Data excerpts:
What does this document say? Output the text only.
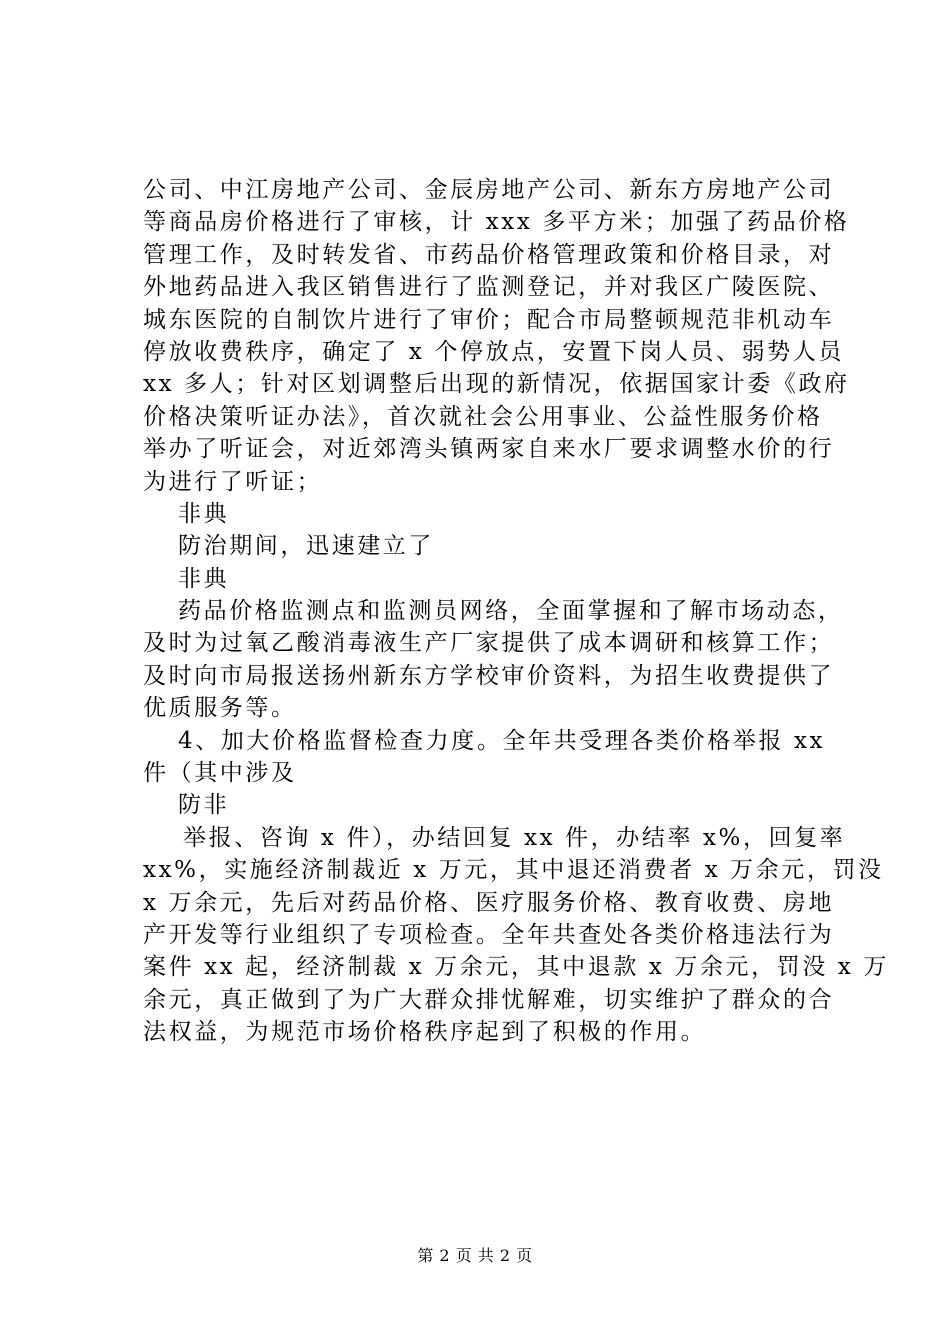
公司、中江房地产公司、金辰房地产公司、新东方房地产公司
等商品房价格进行了审核，计 xxx 多平方米；加强了药品价格
管理工作，及时转发省、市药品价格管理政策和价格目录，对
外地药品进入我区销售进行了监测登记，并对我区广陵医院、
城东医院的自制饮片进行了审价；配合市局整顿规范非机动车
停放收费秩序，确定了 x 个停放点，安置下岗人员、弱势人员
xx 多人；针对区划调整后出现的新情况，依据国家计委《政府
价格决策听证办法》，首次就社会公用事业、公益性服务价格
举办了听证会，对近郊湾头镇两家自来水厂要求调整水价的行
为进行了听证；
非典
防治期间，迅速建立了
非典
药品价格监测点和监测员网络，全面掌握和了解市场动态，
及时为过氧乙酸消毒液生产厂家提供了成本调研和核算工作；
及时向市局报送扬州新东方学校审价资料，为招生收费提供了
优质服务等。
4、加大价格监督检查力度。全年共受理各类价格举报 xx
件（其中涉及
防非
举报、咨询 x 件），办结回复 xx 件，办结率 x%，回复率
xx%，实施经济制裁近 x 万元，其中退还消费者 x 万余元，罚没
x 万余元，先后对药品价格、医疗服务价格、教育收费、房地
产开发等行业组织了专项检查。全年共查处各类价格违法行为
案件 xx 起，经济制裁 x 万余元，其中退款 x 万余元，罚没 x 万
余元，真正做到了为广大群众排忧解难，切实维护了群众的合
法权益，为规范市场价格秩序起到了积极的作用。
第 2 页 共 2 页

Problem — Repeat the listing in full and exactly. Leave any pictures out.

Answer to the problem —
What does this document say? Output the text only.
公司、中江房地产公司、金辰房地产公司、新东方房地产公司
等商品房价格进行了审核，计 xxx 多平方米；加强了药品价格
管理工作，及时转发省、市药品价格管理政策和价格目录，对
外地药品进入我区销售进行了监测登记，并对我区广陵医院、
城东医院的自制饮片进行了审价；配合市局整顿规范非机动车
停放收费秩序，确定了 x 个停放点，安置下岗人员、弱势人员
xx 多人；针对区划调整后出现的新情况，依据国家计委《政府
价格决策听证办法》，首次就社会公用事业、公益性服务价格
举办了听证会，对近郊湾头镇两家自来水厂要求调整水价的行
为进行了听证；
非典
防治期间，迅速建立了
非典
药品价格监测点和监测员网络，全面掌握和了解市场动态，
及时为过氧乙酸消毒液生产厂家提供了成本调研和核算工作；
及时向市局报送扬州新东方学校审价资料，为招生收费提供了
优质服务等。
4、加大价格监督检查力度。全年共受理各类价格举报 xx
件（其中涉及
防非
举报、咨询 x 件），办结回复 xx 件，办结率 x%，回复率
xx%，实施经济制裁近 x 万元，其中退还消费者 x 万余元，罚没
x 万余元，先后对药品价格、医疗服务价格、教育收费、房地
产开发等行业组织了专项检查。全年共查处各类价格违法行为
案件 xx 起，经济制裁 x 万余元，其中退款 x 万余元，罚没 x 万
余元，真正做到了为广大群众排忧解难，切实维护了群众的合
法权益，为规范市场价格秩序起到了积极的作用。
第 2 页 共 2 页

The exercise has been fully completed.